• _Task objective_:
Lines containing the word "title" should be extracted in full.

• _Input_:
#####
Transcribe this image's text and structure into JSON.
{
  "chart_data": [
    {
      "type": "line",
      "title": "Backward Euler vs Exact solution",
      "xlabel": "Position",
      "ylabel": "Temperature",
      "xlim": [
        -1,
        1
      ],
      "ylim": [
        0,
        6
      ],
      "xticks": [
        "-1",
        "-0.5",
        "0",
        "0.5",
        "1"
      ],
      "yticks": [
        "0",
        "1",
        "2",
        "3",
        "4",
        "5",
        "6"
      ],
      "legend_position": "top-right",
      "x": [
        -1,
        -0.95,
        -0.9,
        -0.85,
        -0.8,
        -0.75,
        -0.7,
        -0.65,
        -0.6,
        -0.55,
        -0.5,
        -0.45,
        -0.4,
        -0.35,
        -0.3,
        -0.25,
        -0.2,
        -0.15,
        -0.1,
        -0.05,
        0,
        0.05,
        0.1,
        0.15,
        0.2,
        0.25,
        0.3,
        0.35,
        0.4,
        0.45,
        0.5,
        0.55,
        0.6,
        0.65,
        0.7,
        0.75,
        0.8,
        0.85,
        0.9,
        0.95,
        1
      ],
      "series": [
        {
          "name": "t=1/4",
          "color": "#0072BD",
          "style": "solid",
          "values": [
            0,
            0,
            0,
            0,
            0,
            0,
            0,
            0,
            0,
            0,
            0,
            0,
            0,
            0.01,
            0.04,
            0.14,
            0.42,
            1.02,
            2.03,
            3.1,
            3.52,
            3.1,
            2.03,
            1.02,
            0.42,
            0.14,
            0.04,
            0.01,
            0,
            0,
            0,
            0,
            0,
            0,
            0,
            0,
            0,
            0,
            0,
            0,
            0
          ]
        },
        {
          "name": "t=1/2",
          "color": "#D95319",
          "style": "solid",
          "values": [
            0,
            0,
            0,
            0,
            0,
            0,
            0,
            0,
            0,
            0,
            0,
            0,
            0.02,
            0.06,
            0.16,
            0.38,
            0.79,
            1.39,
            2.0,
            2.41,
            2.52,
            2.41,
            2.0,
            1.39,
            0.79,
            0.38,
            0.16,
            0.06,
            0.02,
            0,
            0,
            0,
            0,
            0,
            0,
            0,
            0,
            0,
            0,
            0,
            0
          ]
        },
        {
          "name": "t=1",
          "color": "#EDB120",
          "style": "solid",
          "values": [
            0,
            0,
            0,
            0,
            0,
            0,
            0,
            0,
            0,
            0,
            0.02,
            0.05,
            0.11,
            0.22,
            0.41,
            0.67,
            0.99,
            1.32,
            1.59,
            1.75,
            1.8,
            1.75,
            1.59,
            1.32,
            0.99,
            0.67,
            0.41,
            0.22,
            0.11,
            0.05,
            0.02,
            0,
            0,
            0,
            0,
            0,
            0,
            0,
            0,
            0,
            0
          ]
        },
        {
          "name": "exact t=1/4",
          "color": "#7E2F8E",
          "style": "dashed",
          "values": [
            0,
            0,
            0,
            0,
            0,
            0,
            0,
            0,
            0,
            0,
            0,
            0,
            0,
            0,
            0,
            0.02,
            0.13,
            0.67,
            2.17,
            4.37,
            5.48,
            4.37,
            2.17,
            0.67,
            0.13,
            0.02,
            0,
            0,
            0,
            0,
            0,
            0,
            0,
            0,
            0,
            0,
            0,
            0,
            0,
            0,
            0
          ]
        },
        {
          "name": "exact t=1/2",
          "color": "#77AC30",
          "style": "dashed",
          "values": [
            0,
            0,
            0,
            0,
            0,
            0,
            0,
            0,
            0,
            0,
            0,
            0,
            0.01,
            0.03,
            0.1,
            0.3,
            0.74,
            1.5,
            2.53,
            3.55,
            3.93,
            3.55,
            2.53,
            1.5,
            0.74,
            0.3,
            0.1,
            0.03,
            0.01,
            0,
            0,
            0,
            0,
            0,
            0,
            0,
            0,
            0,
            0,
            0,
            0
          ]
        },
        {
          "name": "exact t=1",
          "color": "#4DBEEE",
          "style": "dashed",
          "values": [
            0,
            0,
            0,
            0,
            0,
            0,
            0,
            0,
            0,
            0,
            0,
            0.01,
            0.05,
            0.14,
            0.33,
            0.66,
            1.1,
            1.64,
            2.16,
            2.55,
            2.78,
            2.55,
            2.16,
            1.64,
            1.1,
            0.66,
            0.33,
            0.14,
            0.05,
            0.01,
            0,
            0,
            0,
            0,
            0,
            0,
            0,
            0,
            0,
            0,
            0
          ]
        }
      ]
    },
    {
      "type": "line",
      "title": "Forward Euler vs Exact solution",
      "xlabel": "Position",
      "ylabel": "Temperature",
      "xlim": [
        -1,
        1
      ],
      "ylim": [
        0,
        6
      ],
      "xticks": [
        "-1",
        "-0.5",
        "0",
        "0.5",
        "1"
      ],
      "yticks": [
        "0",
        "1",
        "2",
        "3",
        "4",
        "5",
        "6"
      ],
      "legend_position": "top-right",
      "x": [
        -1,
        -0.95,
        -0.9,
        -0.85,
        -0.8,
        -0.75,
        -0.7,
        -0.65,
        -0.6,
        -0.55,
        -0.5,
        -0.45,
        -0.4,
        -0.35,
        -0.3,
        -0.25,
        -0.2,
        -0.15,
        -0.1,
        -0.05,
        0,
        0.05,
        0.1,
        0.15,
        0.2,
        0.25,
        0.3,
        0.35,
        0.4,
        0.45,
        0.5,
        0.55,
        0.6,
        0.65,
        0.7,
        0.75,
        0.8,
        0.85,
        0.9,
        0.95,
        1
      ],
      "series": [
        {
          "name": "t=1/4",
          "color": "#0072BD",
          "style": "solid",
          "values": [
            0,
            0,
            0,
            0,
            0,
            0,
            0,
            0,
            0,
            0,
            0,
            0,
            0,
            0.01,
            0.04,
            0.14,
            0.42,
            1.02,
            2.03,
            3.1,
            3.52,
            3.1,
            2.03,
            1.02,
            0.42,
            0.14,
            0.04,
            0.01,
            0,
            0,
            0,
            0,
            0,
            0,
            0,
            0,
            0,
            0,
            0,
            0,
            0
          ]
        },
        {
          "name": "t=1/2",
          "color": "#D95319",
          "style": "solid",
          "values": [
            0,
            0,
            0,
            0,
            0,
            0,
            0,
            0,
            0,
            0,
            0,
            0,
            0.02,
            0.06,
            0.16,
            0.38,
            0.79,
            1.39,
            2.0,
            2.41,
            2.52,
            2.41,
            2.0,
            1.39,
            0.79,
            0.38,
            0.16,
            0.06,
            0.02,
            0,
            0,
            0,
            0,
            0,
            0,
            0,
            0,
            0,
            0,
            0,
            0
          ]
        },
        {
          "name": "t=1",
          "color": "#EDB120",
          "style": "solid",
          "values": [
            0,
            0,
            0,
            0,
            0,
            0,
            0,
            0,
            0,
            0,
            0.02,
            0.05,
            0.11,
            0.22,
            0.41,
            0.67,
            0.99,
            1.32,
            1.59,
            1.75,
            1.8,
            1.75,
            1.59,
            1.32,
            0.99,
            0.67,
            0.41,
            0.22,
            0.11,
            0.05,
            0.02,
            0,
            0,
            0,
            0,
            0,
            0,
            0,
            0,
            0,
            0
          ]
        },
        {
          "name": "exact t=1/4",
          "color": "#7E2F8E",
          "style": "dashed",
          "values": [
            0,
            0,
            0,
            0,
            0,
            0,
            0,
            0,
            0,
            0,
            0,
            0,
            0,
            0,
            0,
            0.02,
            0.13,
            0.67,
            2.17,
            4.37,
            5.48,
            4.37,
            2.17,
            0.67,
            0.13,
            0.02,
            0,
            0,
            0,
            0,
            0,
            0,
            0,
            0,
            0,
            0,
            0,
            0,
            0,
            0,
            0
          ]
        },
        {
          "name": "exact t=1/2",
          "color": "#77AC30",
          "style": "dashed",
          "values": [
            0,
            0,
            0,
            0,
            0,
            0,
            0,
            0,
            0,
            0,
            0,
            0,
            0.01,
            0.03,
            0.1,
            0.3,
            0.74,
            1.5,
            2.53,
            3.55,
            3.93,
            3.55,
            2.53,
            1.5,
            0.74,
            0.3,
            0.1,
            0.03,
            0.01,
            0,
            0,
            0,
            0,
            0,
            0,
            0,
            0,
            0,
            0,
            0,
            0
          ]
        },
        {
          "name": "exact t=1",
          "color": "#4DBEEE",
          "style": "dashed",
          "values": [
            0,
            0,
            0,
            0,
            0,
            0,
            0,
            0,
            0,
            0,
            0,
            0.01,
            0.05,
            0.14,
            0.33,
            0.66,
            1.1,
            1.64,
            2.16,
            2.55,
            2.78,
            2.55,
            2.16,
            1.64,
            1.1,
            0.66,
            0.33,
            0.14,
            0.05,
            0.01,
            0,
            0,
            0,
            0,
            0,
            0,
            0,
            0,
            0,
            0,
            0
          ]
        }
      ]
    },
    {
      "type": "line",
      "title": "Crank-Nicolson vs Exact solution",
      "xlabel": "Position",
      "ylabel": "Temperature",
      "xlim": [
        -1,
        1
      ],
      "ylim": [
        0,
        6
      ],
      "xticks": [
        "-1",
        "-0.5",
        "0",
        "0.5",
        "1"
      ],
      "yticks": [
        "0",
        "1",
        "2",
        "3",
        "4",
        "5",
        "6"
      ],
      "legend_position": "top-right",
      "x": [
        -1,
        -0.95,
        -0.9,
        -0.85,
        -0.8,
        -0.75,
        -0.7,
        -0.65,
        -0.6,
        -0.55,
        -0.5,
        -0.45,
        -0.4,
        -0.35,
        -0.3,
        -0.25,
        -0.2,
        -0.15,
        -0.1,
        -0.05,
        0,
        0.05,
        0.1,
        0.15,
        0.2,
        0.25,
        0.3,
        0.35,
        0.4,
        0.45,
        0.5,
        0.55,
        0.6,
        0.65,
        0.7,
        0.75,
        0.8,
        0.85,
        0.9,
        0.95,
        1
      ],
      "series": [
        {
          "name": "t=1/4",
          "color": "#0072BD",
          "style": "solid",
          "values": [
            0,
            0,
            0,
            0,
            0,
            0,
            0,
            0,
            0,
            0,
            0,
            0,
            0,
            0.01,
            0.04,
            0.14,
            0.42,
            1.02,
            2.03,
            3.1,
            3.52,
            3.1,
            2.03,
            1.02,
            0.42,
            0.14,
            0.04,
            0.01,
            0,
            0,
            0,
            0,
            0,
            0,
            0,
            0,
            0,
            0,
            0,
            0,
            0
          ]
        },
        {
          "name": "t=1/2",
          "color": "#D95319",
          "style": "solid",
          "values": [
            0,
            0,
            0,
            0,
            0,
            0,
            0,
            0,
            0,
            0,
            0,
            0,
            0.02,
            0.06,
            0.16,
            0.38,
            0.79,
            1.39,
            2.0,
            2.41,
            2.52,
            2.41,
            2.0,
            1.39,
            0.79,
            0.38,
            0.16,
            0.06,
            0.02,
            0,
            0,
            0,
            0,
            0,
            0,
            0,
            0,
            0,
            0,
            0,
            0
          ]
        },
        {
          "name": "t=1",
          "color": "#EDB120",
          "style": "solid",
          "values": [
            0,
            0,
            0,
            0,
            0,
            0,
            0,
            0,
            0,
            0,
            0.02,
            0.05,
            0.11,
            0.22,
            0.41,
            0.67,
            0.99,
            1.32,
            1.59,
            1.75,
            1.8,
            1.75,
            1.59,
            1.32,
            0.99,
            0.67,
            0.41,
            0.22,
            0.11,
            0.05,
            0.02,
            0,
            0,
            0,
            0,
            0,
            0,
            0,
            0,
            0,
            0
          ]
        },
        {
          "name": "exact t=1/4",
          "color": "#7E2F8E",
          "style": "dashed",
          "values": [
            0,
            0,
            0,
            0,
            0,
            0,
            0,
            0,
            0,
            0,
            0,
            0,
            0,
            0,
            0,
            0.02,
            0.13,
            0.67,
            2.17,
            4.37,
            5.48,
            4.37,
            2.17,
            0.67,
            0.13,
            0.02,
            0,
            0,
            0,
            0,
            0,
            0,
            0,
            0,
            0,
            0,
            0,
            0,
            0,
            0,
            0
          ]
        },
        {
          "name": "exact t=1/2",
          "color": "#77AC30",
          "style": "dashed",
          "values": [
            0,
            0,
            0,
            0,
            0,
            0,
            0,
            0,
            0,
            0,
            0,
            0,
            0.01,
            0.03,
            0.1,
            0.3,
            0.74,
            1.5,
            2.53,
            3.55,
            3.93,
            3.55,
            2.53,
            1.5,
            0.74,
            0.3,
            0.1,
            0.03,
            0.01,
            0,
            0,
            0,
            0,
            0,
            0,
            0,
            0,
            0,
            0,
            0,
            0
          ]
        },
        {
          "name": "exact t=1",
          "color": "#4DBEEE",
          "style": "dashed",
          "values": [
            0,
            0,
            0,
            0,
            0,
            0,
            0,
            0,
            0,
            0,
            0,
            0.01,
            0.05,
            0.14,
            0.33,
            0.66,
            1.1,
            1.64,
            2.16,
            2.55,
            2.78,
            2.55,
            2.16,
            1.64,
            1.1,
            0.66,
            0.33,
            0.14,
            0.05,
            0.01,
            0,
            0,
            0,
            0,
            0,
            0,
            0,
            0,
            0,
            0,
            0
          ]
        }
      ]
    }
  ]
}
#####
• _Full solution_:
      "title": "Backward Euler vs Exact solution",
      "title": "Forward Euler vs Exact solution",
      "title": "Crank-Nicolson vs Exact solution",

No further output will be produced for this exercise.